------ Stored rows ------

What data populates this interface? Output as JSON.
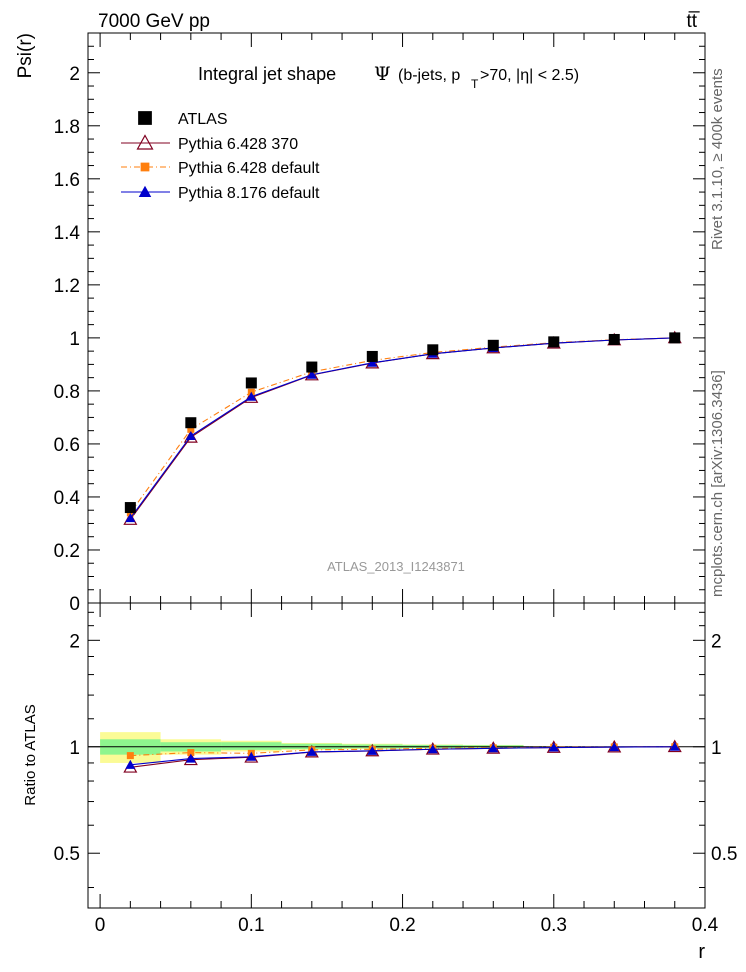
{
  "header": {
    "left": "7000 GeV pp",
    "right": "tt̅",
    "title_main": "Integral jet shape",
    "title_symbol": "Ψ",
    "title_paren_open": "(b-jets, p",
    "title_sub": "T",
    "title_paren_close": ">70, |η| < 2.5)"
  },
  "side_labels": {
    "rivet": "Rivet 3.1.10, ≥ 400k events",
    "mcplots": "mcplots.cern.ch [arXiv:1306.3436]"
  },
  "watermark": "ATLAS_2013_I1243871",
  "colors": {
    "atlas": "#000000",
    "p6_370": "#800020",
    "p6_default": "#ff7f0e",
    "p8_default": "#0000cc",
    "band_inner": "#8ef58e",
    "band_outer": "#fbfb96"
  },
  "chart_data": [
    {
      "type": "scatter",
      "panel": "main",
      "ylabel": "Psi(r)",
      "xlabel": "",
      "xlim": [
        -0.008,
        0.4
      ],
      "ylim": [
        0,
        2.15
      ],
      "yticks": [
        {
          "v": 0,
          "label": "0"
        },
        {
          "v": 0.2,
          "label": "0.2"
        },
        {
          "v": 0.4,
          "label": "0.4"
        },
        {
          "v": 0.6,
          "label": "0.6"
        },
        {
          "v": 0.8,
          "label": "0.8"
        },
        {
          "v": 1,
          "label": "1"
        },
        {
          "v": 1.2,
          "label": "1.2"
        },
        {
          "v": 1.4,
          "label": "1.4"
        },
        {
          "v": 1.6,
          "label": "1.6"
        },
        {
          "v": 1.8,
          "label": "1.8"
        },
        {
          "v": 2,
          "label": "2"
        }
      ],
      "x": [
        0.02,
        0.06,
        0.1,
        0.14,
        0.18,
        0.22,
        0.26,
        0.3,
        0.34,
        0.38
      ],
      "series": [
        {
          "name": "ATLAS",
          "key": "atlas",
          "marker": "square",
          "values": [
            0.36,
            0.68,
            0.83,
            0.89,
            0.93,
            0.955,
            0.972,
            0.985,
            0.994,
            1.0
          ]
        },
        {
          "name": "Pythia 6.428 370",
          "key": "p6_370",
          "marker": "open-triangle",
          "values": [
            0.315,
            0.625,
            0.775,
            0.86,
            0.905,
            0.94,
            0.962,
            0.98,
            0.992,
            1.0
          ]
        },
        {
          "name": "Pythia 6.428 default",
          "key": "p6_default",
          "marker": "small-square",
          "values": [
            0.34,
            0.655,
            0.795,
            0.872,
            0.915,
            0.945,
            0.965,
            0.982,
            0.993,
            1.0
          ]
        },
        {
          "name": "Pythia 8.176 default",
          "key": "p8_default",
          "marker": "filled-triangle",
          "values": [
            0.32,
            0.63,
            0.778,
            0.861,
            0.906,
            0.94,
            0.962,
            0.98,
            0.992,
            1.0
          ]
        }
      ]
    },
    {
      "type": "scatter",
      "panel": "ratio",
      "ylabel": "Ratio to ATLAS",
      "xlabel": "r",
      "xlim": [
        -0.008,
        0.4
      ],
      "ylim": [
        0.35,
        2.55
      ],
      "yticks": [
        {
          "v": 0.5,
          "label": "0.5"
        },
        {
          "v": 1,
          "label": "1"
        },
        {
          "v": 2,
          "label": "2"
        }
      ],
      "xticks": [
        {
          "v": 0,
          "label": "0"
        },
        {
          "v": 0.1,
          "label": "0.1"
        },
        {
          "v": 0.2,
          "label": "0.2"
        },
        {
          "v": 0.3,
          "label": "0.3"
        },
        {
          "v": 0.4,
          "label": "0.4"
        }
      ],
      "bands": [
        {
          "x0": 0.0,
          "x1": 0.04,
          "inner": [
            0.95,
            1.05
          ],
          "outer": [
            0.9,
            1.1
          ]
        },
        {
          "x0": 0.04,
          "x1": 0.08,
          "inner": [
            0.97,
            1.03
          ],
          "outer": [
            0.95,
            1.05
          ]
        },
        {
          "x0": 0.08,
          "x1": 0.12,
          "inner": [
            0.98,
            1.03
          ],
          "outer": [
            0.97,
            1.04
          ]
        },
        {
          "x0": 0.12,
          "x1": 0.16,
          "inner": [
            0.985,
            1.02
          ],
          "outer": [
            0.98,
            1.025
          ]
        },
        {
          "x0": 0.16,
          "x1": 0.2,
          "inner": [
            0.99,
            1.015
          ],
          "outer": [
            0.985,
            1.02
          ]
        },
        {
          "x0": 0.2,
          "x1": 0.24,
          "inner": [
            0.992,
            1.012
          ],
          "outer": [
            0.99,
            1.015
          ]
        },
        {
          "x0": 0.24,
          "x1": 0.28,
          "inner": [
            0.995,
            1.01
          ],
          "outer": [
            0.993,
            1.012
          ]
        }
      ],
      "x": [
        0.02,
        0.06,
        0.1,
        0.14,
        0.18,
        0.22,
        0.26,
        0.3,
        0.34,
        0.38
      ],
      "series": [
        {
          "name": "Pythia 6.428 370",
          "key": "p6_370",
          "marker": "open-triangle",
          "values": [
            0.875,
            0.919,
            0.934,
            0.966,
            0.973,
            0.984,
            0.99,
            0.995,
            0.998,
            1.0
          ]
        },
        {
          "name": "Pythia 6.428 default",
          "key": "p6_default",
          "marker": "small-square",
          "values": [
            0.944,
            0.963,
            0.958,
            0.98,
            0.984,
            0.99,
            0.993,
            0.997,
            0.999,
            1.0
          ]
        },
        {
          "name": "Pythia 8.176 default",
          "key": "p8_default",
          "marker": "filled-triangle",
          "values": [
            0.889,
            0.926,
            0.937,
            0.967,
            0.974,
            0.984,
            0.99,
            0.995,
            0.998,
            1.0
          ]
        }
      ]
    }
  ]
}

------

Leave out the pictures and retype every line above exactly.

What data populates this interface? Output as JSON.
{
  "header": {
    "left": "7000 GeV pp",
    "right": "tt̅",
    "title_main": "Integral jet shape",
    "title_symbol": "Ψ",
    "title_paren_open": "(b-jets, p",
    "title_sub": "T",
    "title_paren_close": ">70, |η| < 2.5)"
  },
  "side_labels": {
    "rivet": "Rivet 3.1.10, ≥ 400k events",
    "mcplots": "mcplots.cern.ch [arXiv:1306.3436]"
  },
  "watermark": "ATLAS_2013_I1243871",
  "colors": {
    "atlas": "#000000",
    "p6_370": "#800020",
    "p6_default": "#ff7f0e",
    "p8_default": "#0000cc",
    "band_inner": "#8ef58e",
    "band_outer": "#fbfb96"
  },
  "chart_data": [
    {
      "type": "scatter",
      "panel": "main",
      "ylabel": "Psi(r)",
      "xlabel": "",
      "xlim": [
        -0.008,
        0.4
      ],
      "ylim": [
        0,
        2.15
      ],
      "yticks": [
        {
          "v": 0,
          "label": "0"
        },
        {
          "v": 0.2,
          "label": "0.2"
        },
        {
          "v": 0.4,
          "label": "0.4"
        },
        {
          "v": 0.6,
          "label": "0.6"
        },
        {
          "v": 0.8,
          "label": "0.8"
        },
        {
          "v": 1,
          "label": "1"
        },
        {
          "v": 1.2,
          "label": "1.2"
        },
        {
          "v": 1.4,
          "label": "1.4"
        },
        {
          "v": 1.6,
          "label": "1.6"
        },
        {
          "v": 1.8,
          "label": "1.8"
        },
        {
          "v": 2,
          "label": "2"
        }
      ],
      "x": [
        0.02,
        0.06,
        0.1,
        0.14,
        0.18,
        0.22,
        0.26,
        0.3,
        0.34,
        0.38
      ],
      "series": [
        {
          "name": "ATLAS",
          "key": "atlas",
          "marker": "square",
          "values": [
            0.36,
            0.68,
            0.83,
            0.89,
            0.93,
            0.955,
            0.972,
            0.985,
            0.994,
            1.0
          ]
        },
        {
          "name": "Pythia 6.428 370",
          "key": "p6_370",
          "marker": "open-triangle",
          "values": [
            0.315,
            0.625,
            0.775,
            0.86,
            0.905,
            0.94,
            0.962,
            0.98,
            0.992,
            1.0
          ]
        },
        {
          "name": "Pythia 6.428 default",
          "key": "p6_default",
          "marker": "small-square",
          "values": [
            0.34,
            0.655,
            0.795,
            0.872,
            0.915,
            0.945,
            0.965,
            0.982,
            0.993,
            1.0
          ]
        },
        {
          "name": "Pythia 8.176 default",
          "key": "p8_default",
          "marker": "filled-triangle",
          "values": [
            0.32,
            0.63,
            0.778,
            0.861,
            0.906,
            0.94,
            0.962,
            0.98,
            0.992,
            1.0
          ]
        }
      ]
    },
    {
      "type": "scatter",
      "panel": "ratio",
      "ylabel": "Ratio to ATLAS",
      "xlabel": "r",
      "xlim": [
        -0.008,
        0.4
      ],
      "ylim": [
        0.35,
        2.55
      ],
      "yticks": [
        {
          "v": 0.5,
          "label": "0.5"
        },
        {
          "v": 1,
          "label": "1"
        },
        {
          "v": 2,
          "label": "2"
        }
      ],
      "xticks": [
        {
          "v": 0,
          "label": "0"
        },
        {
          "v": 0.1,
          "label": "0.1"
        },
        {
          "v": 0.2,
          "label": "0.2"
        },
        {
          "v": 0.3,
          "label": "0.3"
        },
        {
          "v": 0.4,
          "label": "0.4"
        }
      ],
      "bands": [
        {
          "x0": 0.0,
          "x1": 0.04,
          "inner": [
            0.95,
            1.05
          ],
          "outer": [
            0.9,
            1.1
          ]
        },
        {
          "x0": 0.04,
          "x1": 0.08,
          "inner": [
            0.97,
            1.03
          ],
          "outer": [
            0.95,
            1.05
          ]
        },
        {
          "x0": 0.08,
          "x1": 0.12,
          "inner": [
            0.98,
            1.03
          ],
          "outer": [
            0.97,
            1.04
          ]
        },
        {
          "x0": 0.12,
          "x1": 0.16,
          "inner": [
            0.985,
            1.02
          ],
          "outer": [
            0.98,
            1.025
          ]
        },
        {
          "x0": 0.16,
          "x1": 0.2,
          "inner": [
            0.99,
            1.015
          ],
          "outer": [
            0.985,
            1.02
          ]
        },
        {
          "x0": 0.2,
          "x1": 0.24,
          "inner": [
            0.992,
            1.012
          ],
          "outer": [
            0.99,
            1.015
          ]
        },
        {
          "x0": 0.24,
          "x1": 0.28,
          "inner": [
            0.995,
            1.01
          ],
          "outer": [
            0.993,
            1.012
          ]
        }
      ],
      "x": [
        0.02,
        0.06,
        0.1,
        0.14,
        0.18,
        0.22,
        0.26,
        0.3,
        0.34,
        0.38
      ],
      "series": [
        {
          "name": "Pythia 6.428 370",
          "key": "p6_370",
          "marker": "open-triangle",
          "values": [
            0.875,
            0.919,
            0.934,
            0.966,
            0.973,
            0.984,
            0.99,
            0.995,
            0.998,
            1.0
          ]
        },
        {
          "name": "Pythia 6.428 default",
          "key": "p6_default",
          "marker": "small-square",
          "values": [
            0.944,
            0.963,
            0.958,
            0.98,
            0.984,
            0.99,
            0.993,
            0.997,
            0.999,
            1.0
          ]
        },
        {
          "name": "Pythia 8.176 default",
          "key": "p8_default",
          "marker": "filled-triangle",
          "values": [
            0.889,
            0.926,
            0.937,
            0.967,
            0.974,
            0.984,
            0.99,
            0.995,
            0.998,
            1.0
          ]
        }
      ]
    }
  ]
}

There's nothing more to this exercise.